Search the listing for "Rights" and copy every line where it appears.

Items listed in a dataset:

════════

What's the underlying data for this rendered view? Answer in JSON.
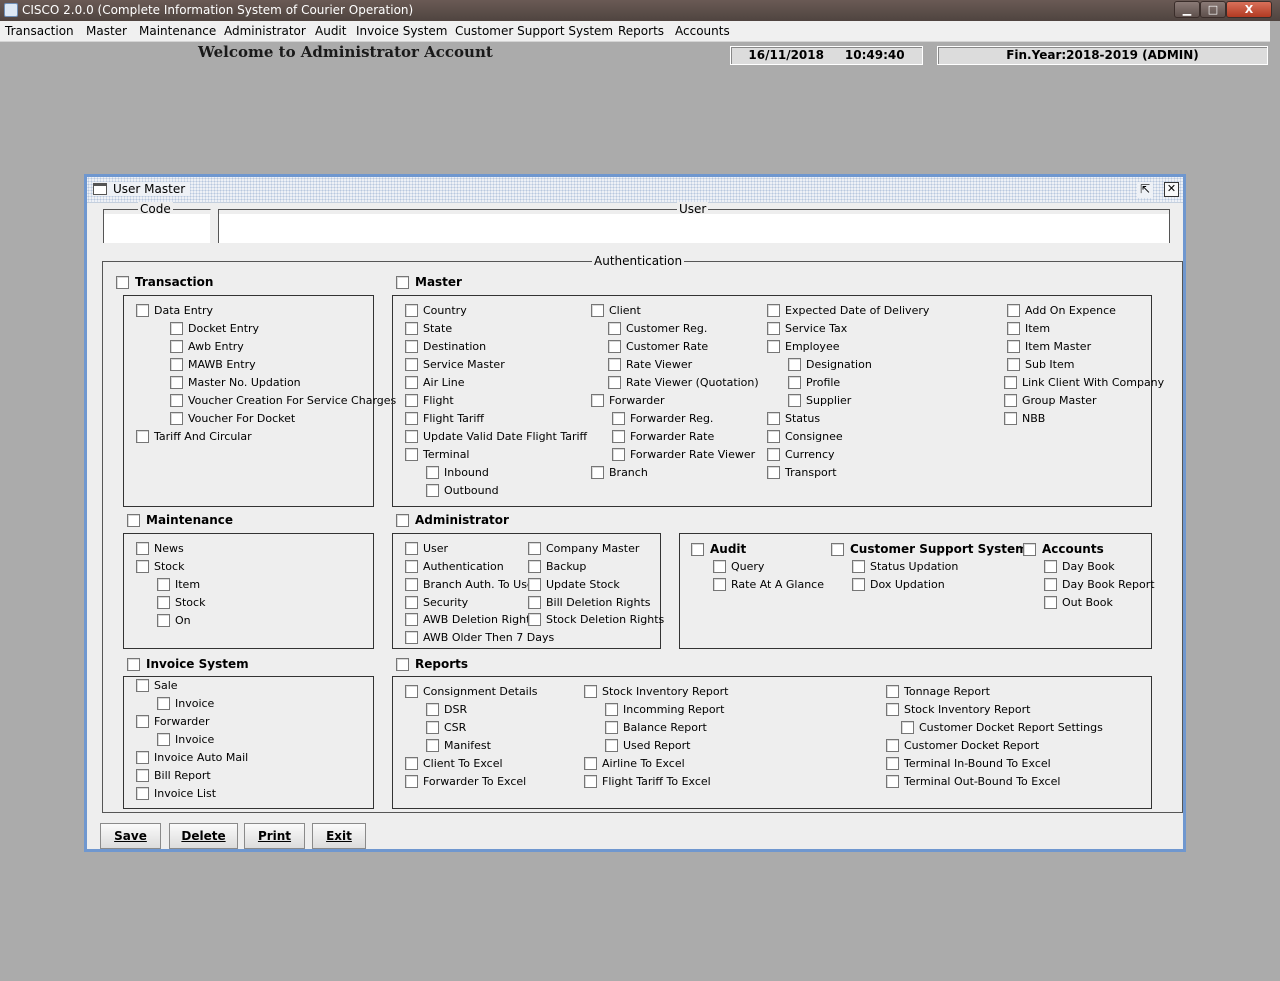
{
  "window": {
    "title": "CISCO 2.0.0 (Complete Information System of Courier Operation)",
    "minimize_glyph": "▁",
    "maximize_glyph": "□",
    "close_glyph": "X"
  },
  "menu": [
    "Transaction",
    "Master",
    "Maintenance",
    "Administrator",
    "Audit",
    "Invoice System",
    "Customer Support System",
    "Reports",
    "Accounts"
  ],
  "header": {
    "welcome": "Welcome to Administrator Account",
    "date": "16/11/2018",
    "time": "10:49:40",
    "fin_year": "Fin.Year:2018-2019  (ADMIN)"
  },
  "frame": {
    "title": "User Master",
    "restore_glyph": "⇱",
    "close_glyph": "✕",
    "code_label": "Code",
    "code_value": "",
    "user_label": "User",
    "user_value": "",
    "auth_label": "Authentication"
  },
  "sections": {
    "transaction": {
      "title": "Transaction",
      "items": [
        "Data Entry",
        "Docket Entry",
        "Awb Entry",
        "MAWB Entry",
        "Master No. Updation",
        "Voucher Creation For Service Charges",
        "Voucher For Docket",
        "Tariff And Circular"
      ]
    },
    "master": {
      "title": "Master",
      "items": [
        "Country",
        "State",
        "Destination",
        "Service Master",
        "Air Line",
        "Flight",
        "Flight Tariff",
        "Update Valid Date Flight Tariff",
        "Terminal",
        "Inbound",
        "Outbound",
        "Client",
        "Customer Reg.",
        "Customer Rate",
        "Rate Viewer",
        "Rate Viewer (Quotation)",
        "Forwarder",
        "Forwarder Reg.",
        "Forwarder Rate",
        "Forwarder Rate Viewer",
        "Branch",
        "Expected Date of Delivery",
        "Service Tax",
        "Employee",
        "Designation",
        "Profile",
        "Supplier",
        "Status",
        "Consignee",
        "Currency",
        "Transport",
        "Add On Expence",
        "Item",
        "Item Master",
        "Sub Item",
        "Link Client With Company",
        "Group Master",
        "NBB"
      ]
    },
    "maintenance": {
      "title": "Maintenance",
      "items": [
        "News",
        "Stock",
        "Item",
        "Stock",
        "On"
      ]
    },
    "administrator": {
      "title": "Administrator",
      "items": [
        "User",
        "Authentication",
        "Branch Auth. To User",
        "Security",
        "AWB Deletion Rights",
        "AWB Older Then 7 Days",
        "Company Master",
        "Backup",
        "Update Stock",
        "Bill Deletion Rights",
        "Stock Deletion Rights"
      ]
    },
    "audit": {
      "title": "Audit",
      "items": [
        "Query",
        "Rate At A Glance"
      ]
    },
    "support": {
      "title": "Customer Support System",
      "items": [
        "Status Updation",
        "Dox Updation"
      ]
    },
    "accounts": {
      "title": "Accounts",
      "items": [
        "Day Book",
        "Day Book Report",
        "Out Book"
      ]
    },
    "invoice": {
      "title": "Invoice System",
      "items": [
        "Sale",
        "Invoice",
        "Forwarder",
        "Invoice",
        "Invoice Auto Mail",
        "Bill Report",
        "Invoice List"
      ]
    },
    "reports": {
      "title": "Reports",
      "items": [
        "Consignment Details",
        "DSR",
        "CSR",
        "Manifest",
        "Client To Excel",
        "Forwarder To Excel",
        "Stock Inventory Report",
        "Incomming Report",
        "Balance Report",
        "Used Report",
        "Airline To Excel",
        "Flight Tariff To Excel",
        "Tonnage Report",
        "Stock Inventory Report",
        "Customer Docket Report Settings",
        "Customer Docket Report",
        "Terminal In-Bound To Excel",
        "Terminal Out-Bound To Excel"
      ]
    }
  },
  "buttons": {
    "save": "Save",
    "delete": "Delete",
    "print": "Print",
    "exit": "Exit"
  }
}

════════

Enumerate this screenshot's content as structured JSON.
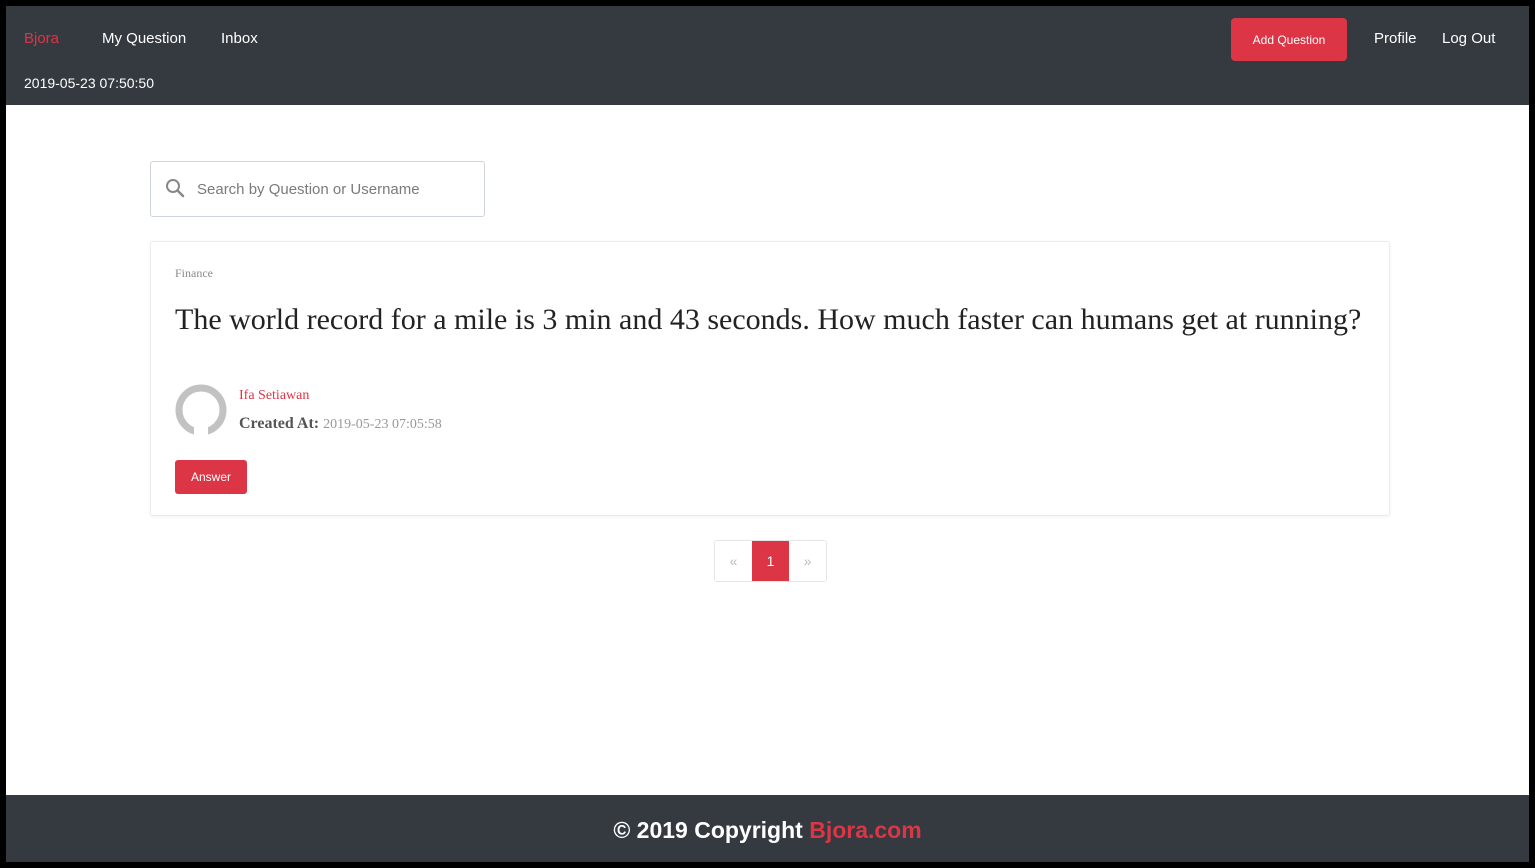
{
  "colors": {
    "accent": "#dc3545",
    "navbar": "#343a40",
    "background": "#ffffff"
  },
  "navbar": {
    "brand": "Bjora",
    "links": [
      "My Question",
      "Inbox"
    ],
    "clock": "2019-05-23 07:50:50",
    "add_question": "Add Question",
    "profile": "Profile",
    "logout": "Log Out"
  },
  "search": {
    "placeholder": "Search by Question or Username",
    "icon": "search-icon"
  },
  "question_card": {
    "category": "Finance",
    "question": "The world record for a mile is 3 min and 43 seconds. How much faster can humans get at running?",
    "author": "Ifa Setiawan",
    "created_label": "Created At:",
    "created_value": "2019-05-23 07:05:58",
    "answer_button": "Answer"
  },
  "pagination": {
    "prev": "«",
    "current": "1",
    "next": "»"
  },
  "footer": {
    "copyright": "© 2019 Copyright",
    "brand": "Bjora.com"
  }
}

════════

## Answer to this exercise
        "AWB Deletion Rights",
        "Bill Deletion Rights",
        "Stock Deletion Rights"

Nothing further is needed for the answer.